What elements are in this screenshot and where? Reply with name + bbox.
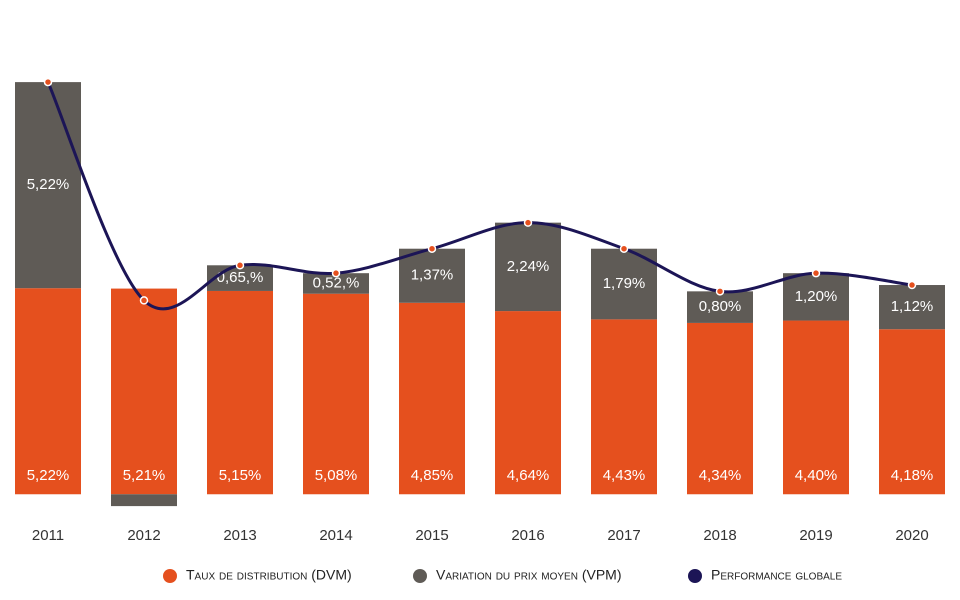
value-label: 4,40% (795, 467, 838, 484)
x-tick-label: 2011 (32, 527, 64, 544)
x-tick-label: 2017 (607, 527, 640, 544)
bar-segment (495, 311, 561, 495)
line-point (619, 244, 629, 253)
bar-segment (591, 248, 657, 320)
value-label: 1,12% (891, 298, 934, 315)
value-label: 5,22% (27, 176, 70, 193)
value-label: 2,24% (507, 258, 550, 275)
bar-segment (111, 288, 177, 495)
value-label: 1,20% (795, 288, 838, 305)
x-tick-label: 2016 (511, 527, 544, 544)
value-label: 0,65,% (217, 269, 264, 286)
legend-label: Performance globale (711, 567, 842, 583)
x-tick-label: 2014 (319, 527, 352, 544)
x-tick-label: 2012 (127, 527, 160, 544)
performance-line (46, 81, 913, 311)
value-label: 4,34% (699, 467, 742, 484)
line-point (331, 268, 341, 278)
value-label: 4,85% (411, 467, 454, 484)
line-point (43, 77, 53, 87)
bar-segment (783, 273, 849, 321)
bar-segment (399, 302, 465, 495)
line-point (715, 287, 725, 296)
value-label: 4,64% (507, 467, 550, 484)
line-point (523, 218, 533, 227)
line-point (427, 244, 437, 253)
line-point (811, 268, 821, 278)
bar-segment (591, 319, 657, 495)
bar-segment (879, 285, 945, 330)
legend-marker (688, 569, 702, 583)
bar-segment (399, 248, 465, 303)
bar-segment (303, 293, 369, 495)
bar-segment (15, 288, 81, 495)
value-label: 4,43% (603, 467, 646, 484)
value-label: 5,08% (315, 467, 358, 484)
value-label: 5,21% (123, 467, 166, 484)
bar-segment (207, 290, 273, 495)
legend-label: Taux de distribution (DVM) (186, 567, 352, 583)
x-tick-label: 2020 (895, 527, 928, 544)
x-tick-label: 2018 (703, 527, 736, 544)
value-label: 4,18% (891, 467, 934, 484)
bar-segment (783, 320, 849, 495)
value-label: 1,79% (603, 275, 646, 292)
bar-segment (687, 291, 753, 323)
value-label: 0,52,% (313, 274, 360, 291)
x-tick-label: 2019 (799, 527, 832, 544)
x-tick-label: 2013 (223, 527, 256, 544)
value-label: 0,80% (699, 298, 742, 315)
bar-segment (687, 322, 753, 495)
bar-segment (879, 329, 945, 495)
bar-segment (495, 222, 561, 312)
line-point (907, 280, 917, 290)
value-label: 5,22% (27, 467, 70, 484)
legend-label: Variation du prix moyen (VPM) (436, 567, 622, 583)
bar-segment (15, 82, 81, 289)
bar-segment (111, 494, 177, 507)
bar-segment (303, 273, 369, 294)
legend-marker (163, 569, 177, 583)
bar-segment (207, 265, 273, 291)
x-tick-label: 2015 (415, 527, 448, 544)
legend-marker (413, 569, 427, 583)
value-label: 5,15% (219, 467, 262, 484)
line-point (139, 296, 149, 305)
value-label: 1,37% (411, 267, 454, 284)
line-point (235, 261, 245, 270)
---
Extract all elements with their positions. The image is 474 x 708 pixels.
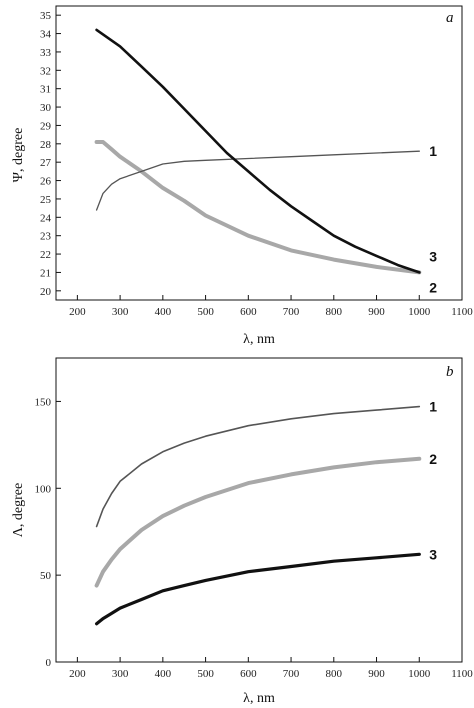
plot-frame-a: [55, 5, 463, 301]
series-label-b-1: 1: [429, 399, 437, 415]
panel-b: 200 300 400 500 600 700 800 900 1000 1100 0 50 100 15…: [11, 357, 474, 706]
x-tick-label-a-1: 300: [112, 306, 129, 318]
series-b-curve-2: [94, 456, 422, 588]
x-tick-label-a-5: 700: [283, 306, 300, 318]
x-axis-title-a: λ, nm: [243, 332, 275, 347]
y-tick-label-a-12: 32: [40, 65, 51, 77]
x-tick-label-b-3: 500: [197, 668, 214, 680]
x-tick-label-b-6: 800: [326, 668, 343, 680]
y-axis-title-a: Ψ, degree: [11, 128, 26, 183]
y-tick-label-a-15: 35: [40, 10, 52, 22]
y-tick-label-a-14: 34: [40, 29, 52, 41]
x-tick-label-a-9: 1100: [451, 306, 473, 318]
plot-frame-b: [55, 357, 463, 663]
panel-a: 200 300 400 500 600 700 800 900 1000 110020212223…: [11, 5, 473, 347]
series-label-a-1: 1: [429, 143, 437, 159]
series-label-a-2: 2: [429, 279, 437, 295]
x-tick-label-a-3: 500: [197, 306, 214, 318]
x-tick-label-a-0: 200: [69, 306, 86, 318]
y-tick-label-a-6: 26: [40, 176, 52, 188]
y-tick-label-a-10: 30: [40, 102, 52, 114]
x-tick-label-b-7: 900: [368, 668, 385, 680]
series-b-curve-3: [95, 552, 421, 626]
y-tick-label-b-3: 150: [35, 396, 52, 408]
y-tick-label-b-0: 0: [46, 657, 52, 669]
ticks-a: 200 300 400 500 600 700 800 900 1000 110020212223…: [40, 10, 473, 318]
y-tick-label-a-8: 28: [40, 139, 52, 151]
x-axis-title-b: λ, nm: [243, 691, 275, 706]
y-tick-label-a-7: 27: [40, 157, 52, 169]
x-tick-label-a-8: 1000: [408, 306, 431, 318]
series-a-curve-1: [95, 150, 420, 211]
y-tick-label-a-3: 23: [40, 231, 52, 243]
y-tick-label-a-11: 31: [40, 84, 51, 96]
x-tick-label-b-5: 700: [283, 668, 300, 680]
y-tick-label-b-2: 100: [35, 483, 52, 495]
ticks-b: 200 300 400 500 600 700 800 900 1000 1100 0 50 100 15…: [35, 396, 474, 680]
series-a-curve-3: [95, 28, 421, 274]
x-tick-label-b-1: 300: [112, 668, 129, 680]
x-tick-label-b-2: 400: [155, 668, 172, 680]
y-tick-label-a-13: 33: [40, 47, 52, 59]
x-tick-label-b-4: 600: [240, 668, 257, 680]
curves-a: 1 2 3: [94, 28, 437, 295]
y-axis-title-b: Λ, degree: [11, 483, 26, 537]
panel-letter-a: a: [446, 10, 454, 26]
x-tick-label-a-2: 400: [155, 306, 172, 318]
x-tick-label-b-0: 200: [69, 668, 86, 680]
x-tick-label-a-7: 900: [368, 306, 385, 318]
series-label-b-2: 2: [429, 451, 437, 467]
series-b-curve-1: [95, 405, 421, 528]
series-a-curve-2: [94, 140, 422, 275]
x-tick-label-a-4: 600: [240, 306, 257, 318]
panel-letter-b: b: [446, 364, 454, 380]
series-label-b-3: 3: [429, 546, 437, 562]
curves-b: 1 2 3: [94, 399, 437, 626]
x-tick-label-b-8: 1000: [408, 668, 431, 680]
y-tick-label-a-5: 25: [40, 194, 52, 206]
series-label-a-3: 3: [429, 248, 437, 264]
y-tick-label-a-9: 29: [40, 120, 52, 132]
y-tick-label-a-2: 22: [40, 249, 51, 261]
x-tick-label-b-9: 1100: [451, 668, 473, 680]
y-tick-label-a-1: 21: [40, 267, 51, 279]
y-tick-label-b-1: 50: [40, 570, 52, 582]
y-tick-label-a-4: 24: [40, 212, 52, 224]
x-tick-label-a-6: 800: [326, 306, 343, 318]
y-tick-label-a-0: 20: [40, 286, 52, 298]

Exercise:
Please convert the items from the line containing "plot-frame-a: [55, 5, 463, 301]" through the line containing "series-b-curve-2: [94, 456, 422, 588]", both included, into a JSON list of strings with one string per line and blank lines left out.

Task output:
[
  "plot-frame-a: [55, 5, 463, 301]",
  "series-label-b-1: 1: [429, 399, 437, 415]",
  "panel-b: 200 300 400 500 600 700 800 900 1000 1100 0 50 100 15…: [11, 357, 474, 706]",
  "x-tick-label-a-1: 300: [112, 306, 129, 318]",
  "series-b-curve-2: [94, 456, 422, 588]"
]